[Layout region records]
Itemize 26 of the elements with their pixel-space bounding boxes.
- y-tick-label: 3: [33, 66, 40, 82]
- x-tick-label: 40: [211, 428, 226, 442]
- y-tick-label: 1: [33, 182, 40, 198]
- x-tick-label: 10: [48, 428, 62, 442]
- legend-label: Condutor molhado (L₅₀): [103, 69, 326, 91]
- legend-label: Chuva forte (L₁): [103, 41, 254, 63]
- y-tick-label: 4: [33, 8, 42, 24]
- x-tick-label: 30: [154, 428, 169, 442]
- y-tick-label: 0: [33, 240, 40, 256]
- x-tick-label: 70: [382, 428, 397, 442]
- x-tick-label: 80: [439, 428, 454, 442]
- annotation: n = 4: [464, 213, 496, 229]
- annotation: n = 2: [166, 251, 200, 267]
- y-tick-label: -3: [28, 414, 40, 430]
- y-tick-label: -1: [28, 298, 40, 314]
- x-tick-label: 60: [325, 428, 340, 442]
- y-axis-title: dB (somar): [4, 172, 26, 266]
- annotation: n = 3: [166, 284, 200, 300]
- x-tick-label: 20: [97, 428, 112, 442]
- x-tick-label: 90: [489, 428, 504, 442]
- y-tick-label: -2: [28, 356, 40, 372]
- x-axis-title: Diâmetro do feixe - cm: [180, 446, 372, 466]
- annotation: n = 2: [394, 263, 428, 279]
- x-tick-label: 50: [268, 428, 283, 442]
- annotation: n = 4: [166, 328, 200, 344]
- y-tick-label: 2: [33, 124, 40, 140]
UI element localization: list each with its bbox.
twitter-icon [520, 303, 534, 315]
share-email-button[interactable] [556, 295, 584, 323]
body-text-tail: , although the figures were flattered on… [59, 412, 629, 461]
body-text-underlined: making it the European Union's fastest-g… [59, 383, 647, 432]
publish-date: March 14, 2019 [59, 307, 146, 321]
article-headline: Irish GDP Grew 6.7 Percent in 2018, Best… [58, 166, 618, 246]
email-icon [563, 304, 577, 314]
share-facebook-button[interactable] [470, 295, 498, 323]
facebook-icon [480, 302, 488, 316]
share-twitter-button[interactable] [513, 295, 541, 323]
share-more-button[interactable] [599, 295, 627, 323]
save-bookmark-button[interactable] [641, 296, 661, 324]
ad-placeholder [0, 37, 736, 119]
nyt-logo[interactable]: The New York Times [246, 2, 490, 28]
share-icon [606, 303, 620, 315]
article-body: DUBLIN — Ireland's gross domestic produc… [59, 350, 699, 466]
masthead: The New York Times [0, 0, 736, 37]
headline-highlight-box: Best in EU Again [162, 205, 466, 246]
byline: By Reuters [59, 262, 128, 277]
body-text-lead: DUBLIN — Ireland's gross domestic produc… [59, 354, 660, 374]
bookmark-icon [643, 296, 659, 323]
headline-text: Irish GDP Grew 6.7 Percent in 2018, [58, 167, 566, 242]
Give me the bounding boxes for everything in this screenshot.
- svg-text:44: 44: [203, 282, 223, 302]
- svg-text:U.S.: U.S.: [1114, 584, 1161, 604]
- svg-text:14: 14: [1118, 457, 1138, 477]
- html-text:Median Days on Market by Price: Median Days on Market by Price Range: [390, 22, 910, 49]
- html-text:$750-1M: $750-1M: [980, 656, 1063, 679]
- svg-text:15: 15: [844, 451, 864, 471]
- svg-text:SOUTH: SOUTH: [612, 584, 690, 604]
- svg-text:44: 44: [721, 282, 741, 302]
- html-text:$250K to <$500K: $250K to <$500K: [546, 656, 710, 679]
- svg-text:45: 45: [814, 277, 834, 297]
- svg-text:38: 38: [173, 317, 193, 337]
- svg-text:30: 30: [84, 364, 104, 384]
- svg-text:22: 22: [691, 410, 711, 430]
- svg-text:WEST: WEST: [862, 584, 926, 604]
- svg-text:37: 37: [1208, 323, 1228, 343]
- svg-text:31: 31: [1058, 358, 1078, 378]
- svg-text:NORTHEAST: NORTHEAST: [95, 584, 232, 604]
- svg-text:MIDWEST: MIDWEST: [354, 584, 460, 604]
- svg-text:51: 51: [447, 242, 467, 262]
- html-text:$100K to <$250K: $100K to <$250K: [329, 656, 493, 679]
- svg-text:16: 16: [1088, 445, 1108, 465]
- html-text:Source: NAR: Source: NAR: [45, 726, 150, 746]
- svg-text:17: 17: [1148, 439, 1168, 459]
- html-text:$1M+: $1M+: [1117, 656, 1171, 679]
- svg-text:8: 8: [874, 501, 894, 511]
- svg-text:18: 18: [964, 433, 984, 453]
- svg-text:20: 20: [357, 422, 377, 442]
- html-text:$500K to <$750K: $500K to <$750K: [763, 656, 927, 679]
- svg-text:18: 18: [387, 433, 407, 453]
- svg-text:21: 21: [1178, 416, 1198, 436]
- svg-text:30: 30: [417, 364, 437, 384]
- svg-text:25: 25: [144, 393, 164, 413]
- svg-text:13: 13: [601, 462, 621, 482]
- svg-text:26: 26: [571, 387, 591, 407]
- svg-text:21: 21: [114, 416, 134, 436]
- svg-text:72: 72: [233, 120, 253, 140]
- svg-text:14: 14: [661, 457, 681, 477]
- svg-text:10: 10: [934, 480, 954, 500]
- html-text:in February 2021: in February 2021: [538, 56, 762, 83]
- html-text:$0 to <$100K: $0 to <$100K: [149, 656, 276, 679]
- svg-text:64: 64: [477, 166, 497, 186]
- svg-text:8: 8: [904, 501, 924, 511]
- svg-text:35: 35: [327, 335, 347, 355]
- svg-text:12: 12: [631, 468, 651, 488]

◆ TASK INSTRUCTIONS: Pull out every line from all the entries above and reproduce each one unchanged, in its original order.

◆ EXERCISE SOLUTION:
Itemize 26 of the elements with their pixel-space bounding boxes.
- y-tick-label: 3: [33, 66, 40, 82]
- x-tick-label: 40: [211, 428, 226, 442]
- y-tick-label: 1: [33, 182, 40, 198]
- x-tick-label: 10: [48, 428, 62, 442]
- legend-label: Condutor molhado (L₅₀): [103, 69, 326, 91]
- legend-label: Chuva forte (L₁): [103, 41, 254, 63]
- y-tick-label: 4: [33, 8, 42, 24]
- x-tick-label: 30: [154, 428, 169, 442]
- y-tick-label: 0: [33, 240, 40, 256]
- x-tick-label: 70: [382, 428, 397, 442]
- x-tick-label: 80: [439, 428, 454, 442]
- annotation: n = 4: [464, 213, 496, 229]
- annotation: n = 2: [166, 251, 200, 267]
- y-tick-label: -3: [28, 414, 40, 430]
- y-tick-label: -1: [28, 298, 40, 314]
- x-tick-label: 60: [325, 428, 340, 442]
- y-axis-title: dB (somar): [4, 172, 26, 266]
- annotation: n = 3: [166, 284, 200, 300]
- x-tick-label: 20: [97, 428, 112, 442]
- x-tick-label: 90: [489, 428, 504, 442]
- y-tick-label: -2: [28, 356, 40, 372]
- x-axis-title: Diâmetro do feixe - cm: [180, 446, 372, 466]
- annotation: n = 2: [394, 263, 428, 279]
- x-tick-label: 50: [268, 428, 283, 442]
- annotation: n = 4: [166, 328, 200, 344]
- y-tick-label: 2: [33, 124, 40, 140]
UI element localization: list each with its bbox.
twitter-icon [520, 303, 534, 315]
share-email-button[interactable] [556, 295, 584, 323]
body-text-tail: , although the figures were flattered on… [59, 412, 629, 461]
body-text-underlined: making it the European Union's fastest-g… [59, 383, 647, 432]
publish-date: March 14, 2019 [59, 307, 146, 321]
article-headline: Irish GDP Grew 6.7 Percent in 2018, Best… [58, 166, 618, 246]
email-icon [563, 304, 577, 314]
share-facebook-button[interactable] [470, 295, 498, 323]
facebook-icon [480, 302, 488, 316]
share-twitter-button[interactable] [513, 295, 541, 323]
share-more-button[interactable] [599, 295, 627, 323]
save-bookmark-button[interactable] [641, 296, 661, 324]
ad-placeholder [0, 37, 736, 119]
nyt-logo[interactable]: The New York Times [246, 2, 490, 28]
share-icon [606, 303, 620, 315]
article-body: DUBLIN — Ireland's gross domestic produc… [59, 350, 699, 466]
masthead: The New York Times [0, 0, 736, 37]
headline-highlight-box: Best in EU Again [162, 205, 466, 246]
byline: By Reuters [59, 262, 128, 277]
body-text-lead: DUBLIN — Ireland's gross domestic produc… [59, 354, 660, 374]
bookmark-icon [643, 296, 659, 323]
headline-text: Irish GDP Grew 6.7 Percent in 2018, [58, 167, 566, 242]
Give me the bounding boxes for everything in this screenshot.
- svg-text:44: 44: [203, 282, 223, 302]
- svg-text:U.S.: U.S.: [1114, 584, 1161, 604]
- svg-text:14: 14: [1118, 457, 1138, 477]
- html-text:Median Days on Market by Price: Median Days on Market by Price Range: [390, 22, 910, 49]
- html-text:$750-1M: $750-1M: [980, 656, 1063, 679]
- svg-text:15: 15: [844, 451, 864, 471]
- svg-text:SOUTH: SOUTH: [612, 584, 690, 604]
- svg-text:44: 44: [721, 282, 741, 302]
- html-text:$250K to <$500K: $250K to <$500K: [546, 656, 710, 679]
- svg-text:45: 45: [814, 277, 834, 297]
- svg-text:38: 38: [173, 317, 193, 337]
- svg-text:30: 30: [84, 364, 104, 384]
- svg-text:22: 22: [691, 410, 711, 430]
- svg-text:WEST: WEST: [862, 584, 926, 604]
- svg-text:37: 37: [1208, 323, 1228, 343]
- svg-text:31: 31: [1058, 358, 1078, 378]
- svg-text:NORTHEAST: NORTHEAST: [95, 584, 232, 604]
- svg-text:MIDWEST: MIDWEST: [354, 584, 460, 604]
- svg-text:51: 51: [447, 242, 467, 262]
- html-text:$100K to <$250K: $100K to <$250K: [329, 656, 493, 679]
- svg-text:16: 16: [1088, 445, 1108, 465]
- html-text:Source: NAR: Source: NAR: [45, 726, 150, 746]
- svg-text:17: 17: [1148, 439, 1168, 459]
- html-text:$1M+: $1M+: [1117, 656, 1171, 679]
- svg-text:8: 8: [874, 501, 894, 511]
- svg-text:18: 18: [964, 433, 984, 453]
- svg-text:20: 20: [357, 422, 377, 442]
- html-text:$500K to <$750K: $500K to <$750K: [763, 656, 927, 679]
- svg-text:18: 18: [387, 433, 407, 453]
- svg-text:21: 21: [1178, 416, 1198, 436]
- svg-text:30: 30: [417, 364, 437, 384]
- svg-text:25: 25: [144, 393, 164, 413]
- svg-text:13: 13: [601, 462, 621, 482]
- svg-text:26: 26: [571, 387, 591, 407]
- svg-text:21: 21: [114, 416, 134, 436]
- svg-text:72: 72: [233, 120, 253, 140]
- svg-text:14: 14: [661, 457, 681, 477]
- svg-text:10: 10: [934, 480, 954, 500]
- html-text:in February 2021: in February 2021: [538, 56, 762, 83]
- html-text:$0 to <$100K: $0 to <$100K: [149, 656, 276, 679]
- svg-text:64: 64: [477, 166, 497, 186]
- svg-text:8: 8: [904, 501, 924, 511]
- svg-text:35: 35: [327, 335, 347, 355]
- svg-text:12: 12: [631, 468, 651, 488]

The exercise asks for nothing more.